* STATED EXERCISE: Collect from the data below each line with "this".

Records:
────────────────

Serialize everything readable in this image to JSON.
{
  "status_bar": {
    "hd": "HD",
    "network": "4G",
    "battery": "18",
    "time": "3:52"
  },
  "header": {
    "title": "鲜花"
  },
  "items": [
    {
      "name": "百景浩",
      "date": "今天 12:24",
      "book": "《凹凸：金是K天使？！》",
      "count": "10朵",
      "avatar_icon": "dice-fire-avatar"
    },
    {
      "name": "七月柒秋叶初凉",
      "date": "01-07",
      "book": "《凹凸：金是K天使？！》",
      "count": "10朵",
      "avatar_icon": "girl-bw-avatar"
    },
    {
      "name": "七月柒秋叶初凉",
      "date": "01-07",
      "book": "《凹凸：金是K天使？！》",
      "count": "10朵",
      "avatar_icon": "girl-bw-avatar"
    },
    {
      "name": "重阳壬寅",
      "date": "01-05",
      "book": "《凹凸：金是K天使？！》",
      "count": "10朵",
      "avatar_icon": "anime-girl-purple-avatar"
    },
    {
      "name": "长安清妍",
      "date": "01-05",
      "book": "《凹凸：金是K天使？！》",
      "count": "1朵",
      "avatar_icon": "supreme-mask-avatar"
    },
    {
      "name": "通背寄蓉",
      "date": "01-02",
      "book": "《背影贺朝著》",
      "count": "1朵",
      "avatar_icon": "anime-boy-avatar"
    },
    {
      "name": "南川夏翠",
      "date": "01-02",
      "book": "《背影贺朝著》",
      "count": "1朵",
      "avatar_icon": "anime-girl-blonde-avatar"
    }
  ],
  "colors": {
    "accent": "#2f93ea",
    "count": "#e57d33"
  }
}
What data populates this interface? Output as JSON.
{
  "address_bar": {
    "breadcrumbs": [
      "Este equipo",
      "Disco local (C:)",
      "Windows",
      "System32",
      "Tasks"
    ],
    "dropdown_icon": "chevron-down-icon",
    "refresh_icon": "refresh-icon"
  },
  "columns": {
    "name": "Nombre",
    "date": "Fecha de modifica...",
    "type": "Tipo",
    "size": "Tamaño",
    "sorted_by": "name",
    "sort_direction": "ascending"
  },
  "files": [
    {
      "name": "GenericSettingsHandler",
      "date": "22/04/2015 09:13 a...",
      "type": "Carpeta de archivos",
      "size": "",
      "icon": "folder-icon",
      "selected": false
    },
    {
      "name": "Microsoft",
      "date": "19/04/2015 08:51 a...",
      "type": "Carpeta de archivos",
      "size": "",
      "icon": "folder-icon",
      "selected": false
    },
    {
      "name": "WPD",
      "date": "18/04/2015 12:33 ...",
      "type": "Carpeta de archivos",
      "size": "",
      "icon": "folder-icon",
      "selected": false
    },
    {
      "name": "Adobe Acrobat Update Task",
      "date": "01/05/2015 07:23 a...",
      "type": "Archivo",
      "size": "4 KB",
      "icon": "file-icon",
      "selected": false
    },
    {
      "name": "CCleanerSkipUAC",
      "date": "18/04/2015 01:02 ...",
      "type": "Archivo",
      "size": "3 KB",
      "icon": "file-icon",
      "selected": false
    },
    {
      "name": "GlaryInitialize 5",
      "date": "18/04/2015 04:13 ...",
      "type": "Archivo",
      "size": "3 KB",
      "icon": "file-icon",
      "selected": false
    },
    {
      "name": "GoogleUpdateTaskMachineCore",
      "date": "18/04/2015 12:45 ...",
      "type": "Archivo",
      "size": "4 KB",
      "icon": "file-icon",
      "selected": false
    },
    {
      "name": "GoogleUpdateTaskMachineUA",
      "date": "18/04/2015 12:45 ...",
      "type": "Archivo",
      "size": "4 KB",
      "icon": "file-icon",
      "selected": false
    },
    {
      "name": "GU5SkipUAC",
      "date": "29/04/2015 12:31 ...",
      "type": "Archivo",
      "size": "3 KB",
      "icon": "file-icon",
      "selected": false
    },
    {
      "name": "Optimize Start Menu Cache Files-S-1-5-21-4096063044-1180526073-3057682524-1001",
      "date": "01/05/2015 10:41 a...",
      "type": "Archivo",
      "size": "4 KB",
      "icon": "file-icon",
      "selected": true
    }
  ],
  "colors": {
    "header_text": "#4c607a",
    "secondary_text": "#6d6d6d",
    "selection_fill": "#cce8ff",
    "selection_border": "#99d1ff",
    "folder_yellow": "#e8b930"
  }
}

────────────────

* WRITTEN RESPONSE:
Serialize everything readable in this image to JSON.
What data populates this interface? Output as JSON.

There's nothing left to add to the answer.